*** RECORDS SUPPLIED
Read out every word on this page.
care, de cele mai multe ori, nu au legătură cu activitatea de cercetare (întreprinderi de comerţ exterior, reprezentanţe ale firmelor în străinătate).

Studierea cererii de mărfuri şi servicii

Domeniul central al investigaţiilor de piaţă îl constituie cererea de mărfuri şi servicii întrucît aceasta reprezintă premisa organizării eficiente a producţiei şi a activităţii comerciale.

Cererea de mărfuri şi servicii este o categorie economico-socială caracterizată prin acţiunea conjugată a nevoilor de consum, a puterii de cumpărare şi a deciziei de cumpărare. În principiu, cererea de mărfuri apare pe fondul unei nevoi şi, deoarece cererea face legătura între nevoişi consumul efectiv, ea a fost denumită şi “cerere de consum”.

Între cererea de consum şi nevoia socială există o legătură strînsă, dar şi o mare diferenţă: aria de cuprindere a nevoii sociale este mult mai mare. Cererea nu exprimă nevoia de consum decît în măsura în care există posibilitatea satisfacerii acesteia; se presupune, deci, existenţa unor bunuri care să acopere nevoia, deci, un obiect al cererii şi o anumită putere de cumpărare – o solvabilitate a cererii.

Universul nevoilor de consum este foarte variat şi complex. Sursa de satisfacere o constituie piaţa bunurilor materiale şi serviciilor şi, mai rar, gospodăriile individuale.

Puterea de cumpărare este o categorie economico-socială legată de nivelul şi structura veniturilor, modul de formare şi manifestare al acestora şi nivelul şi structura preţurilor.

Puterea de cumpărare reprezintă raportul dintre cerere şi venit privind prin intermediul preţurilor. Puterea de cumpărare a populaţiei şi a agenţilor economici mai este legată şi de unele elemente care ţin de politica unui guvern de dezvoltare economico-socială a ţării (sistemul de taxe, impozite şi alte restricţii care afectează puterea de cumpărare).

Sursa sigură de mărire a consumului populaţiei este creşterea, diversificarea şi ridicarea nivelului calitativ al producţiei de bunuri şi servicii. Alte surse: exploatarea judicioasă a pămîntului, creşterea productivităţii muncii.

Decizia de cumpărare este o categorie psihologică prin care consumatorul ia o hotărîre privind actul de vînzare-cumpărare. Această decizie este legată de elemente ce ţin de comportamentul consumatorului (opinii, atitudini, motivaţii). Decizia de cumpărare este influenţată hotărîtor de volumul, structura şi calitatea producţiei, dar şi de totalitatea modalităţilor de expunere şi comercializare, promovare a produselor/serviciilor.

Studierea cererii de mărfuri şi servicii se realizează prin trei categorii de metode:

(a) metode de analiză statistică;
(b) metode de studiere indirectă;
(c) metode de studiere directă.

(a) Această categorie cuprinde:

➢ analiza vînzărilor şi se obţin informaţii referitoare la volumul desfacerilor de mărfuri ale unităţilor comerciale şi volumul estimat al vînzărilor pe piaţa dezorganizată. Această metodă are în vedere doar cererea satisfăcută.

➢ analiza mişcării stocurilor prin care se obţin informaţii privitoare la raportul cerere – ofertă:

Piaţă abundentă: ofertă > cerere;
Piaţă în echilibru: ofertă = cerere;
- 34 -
******
EXERCISE BRIEF
Copy out every line of the data above, exactly as given.

RESPONSE TO THIS TASK
Read out every word on this page.
care, de cele mai multe ori, nu au legătură cu activitatea de cercetare (întreprinderi de comerţ exterior, reprezentanţe ale firmelor în străinătate).

Studierea cererii de mărfuri şi servicii

Domeniul central al investigaţiilor de piaţă îl constituie cererea de mărfuri şi servicii întrucît aceasta reprezintă premisa organizării eficiente a producţiei şi a activităţii comerciale.

Cererea de mărfuri şi servicii este o categorie economico-socială caracterizată prin acţiunea conjugată a nevoilor de consum, a puterii de cumpărare şi a deciziei de cumpărare. În principiu, cererea de mărfuri apare pe fondul unei nevoi şi, deoarece cererea face legătura între nevoişi consumul efectiv, ea a fost denumită şi “cerere de consum”.

Între cererea de consum şi nevoia socială există o legătură strînsă, dar şi o mare diferenţă: aria de cuprindere a nevoii sociale este mult mai mare. Cererea nu exprimă nevoia de consum decît în măsura în care există posibilitatea satisfacerii acesteia; se presupune, deci, existenţa unor bunuri care să acopere nevoia, deci, un obiect al cererii şi o anumită putere de cumpărare – o solvabilitate a cererii.

Universul nevoilor de consum este foarte variat şi complex. Sursa de satisfacere o constituie piaţa bunurilor materiale şi serviciilor şi, mai rar, gospodăriile individuale.

Puterea de cumpărare este o categorie economico-socială legată de nivelul şi structura veniturilor, modul de formare şi manifestare al acestora şi nivelul şi structura preţurilor.

Puterea de cumpărare reprezintă raportul dintre cerere şi venit privind prin intermediul preţurilor. Puterea de cumpărare a populaţiei şi a agenţilor economici mai este legată şi de unele elemente care ţin de politica unui guvern de dezvoltare economico-socială a ţării (sistemul de taxe, impozite şi alte restricţii care afectează puterea de cumpărare).

Sursa sigură de mărire a consumului populaţiei este creşterea, diversificarea şi ridicarea nivelului calitativ al producţiei de bunuri şi servicii. Alte surse: exploatarea judicioasă a pămîntului, creşterea productivităţii muncii.

Decizia de cumpărare este o categorie psihologică prin care consumatorul ia o hotărîre privind actul de vînzare-cumpărare. Această decizie este legată de elemente ce ţin de comportamentul consumatorului (opinii, atitudini, motivaţii). Decizia de cumpărare este influenţată hotărîtor de volumul, structura şi calitatea producţiei, dar şi de totalitatea modalităţilor de expunere şi comercializare, promovare a produselor/serviciilor.

Studierea cererii de mărfuri şi servicii se realizează prin trei categorii de metode:

(a) metode de analiză statistică;
(b) metode de studiere indirectă;
(c) metode de studiere directă.

(a) Această categorie cuprinde:

➢ analiza vînzărilor şi se obţin informaţii referitoare la volumul desfacerilor de mărfuri ale unităţilor comerciale şi volumul estimat al vînzărilor pe piaţa dezorganizată. Această metodă are în vedere doar cererea satisfăcută.

➢ analiza mişcării stocurilor prin care se obţin informaţii privitoare la raportul cerere – ofertă:

Piaţă abundentă: ofertă > cerere;
Piaţă în echilibru: ofertă = cerere;
- 34 -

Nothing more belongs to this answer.